• **What needs to be done**
In the items from the start through the line containing "y-tick-label: 10 <box>66 110 81 121</box>", inclusive, change "bounding boxes" to "box coordinates" and write those lines out again with nothing else altered.

>> Begin Dataset excerpts

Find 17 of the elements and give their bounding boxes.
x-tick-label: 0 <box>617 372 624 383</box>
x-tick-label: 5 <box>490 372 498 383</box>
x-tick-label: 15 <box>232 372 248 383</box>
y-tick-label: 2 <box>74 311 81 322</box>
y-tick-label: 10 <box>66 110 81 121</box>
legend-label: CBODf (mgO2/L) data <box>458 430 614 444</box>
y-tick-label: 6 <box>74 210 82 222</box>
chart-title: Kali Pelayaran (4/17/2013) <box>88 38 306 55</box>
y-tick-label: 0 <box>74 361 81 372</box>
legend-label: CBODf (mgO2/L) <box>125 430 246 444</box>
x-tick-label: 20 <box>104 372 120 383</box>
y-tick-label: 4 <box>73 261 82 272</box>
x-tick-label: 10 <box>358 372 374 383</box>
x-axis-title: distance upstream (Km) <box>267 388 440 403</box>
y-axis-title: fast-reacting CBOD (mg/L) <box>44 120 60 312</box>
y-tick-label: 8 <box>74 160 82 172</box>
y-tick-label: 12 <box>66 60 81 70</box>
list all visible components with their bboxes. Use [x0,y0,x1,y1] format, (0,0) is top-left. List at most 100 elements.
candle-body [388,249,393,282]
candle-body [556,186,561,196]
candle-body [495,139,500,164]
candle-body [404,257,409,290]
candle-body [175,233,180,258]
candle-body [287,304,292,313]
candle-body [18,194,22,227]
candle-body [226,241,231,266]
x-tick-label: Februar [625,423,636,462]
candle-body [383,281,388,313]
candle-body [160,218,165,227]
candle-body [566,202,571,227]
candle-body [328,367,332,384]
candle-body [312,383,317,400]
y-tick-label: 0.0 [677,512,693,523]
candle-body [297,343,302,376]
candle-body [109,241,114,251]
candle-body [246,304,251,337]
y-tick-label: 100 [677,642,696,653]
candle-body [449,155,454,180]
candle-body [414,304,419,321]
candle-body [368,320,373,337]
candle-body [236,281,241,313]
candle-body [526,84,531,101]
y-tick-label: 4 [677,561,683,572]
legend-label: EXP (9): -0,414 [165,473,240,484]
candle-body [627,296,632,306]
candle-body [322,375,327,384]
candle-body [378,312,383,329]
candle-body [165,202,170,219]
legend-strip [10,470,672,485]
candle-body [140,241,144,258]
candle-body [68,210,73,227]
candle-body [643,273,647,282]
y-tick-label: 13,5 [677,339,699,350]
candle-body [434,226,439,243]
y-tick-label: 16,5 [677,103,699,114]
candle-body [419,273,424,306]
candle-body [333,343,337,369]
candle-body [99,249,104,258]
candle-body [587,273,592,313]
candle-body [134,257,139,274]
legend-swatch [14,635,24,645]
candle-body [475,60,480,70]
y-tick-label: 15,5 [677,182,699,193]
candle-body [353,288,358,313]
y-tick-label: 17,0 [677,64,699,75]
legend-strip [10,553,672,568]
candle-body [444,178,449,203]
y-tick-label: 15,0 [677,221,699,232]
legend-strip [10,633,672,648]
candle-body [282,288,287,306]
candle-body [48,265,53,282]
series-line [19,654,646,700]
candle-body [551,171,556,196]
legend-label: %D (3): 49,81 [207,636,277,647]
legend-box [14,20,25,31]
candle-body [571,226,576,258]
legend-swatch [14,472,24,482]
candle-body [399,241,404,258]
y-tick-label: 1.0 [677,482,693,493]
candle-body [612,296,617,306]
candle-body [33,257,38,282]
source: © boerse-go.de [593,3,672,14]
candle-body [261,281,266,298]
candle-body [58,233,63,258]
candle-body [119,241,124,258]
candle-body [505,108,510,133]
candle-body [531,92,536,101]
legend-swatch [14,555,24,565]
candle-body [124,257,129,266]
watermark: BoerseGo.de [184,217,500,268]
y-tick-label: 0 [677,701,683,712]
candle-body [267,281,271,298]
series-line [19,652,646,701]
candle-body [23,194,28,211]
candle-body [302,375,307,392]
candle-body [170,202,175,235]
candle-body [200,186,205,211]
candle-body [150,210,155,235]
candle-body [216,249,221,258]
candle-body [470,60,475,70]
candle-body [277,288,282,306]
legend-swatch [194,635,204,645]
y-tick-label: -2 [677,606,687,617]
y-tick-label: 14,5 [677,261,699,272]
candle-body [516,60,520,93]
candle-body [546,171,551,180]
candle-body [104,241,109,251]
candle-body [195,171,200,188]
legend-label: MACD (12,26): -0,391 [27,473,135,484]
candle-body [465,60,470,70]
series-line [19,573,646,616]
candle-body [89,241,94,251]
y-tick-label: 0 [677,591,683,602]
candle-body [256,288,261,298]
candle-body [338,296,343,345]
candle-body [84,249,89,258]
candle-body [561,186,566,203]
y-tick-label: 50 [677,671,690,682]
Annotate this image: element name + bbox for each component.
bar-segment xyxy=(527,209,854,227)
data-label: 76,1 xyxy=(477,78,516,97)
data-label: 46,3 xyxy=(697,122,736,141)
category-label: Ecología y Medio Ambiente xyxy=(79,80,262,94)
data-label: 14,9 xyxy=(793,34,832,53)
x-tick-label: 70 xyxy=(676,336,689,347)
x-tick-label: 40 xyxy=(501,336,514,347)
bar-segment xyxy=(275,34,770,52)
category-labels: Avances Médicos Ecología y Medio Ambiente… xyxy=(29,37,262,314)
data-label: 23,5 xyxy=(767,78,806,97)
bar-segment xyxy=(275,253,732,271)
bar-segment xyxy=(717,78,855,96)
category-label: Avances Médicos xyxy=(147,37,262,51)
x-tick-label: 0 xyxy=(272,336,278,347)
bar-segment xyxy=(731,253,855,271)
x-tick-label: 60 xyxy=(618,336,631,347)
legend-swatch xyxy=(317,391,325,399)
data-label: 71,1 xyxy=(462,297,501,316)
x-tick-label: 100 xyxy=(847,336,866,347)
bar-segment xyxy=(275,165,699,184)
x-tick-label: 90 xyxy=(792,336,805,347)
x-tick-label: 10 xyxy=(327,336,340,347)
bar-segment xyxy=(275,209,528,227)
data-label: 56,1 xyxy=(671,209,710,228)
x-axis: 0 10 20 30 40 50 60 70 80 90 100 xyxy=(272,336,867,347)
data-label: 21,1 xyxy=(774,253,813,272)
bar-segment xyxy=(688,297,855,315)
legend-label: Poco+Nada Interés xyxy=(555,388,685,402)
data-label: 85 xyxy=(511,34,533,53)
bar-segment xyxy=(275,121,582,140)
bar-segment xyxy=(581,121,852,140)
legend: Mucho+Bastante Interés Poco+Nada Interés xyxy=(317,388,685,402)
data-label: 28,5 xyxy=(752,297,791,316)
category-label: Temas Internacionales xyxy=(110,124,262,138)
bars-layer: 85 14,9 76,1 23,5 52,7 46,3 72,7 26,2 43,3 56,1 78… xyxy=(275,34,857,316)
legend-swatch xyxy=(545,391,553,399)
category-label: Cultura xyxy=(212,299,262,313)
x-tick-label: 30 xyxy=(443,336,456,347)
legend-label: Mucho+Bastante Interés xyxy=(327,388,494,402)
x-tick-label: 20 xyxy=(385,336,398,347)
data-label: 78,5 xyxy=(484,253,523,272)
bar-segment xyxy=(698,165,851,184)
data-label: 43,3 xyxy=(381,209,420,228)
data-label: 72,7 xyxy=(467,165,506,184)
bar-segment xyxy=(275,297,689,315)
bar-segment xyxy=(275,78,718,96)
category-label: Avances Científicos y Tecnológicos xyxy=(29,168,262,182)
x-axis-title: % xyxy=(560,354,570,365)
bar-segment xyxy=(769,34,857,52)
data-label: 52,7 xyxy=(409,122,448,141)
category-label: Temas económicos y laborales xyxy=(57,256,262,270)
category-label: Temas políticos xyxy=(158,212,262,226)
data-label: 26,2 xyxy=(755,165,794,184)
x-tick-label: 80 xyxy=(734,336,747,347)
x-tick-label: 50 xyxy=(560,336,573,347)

>> End Dataset excerpts

• **Expected output**
Find 17 of the elements and give their box coordinates.
x-tick-label: 0 <box>617 372 624 383</box>
x-tick-label: 5 <box>490 372 498 383</box>
x-tick-label: 15 <box>232 372 248 383</box>
y-tick-label: 2 <box>74 311 81 322</box>
y-tick-label: 10 <box>66 110 81 121</box>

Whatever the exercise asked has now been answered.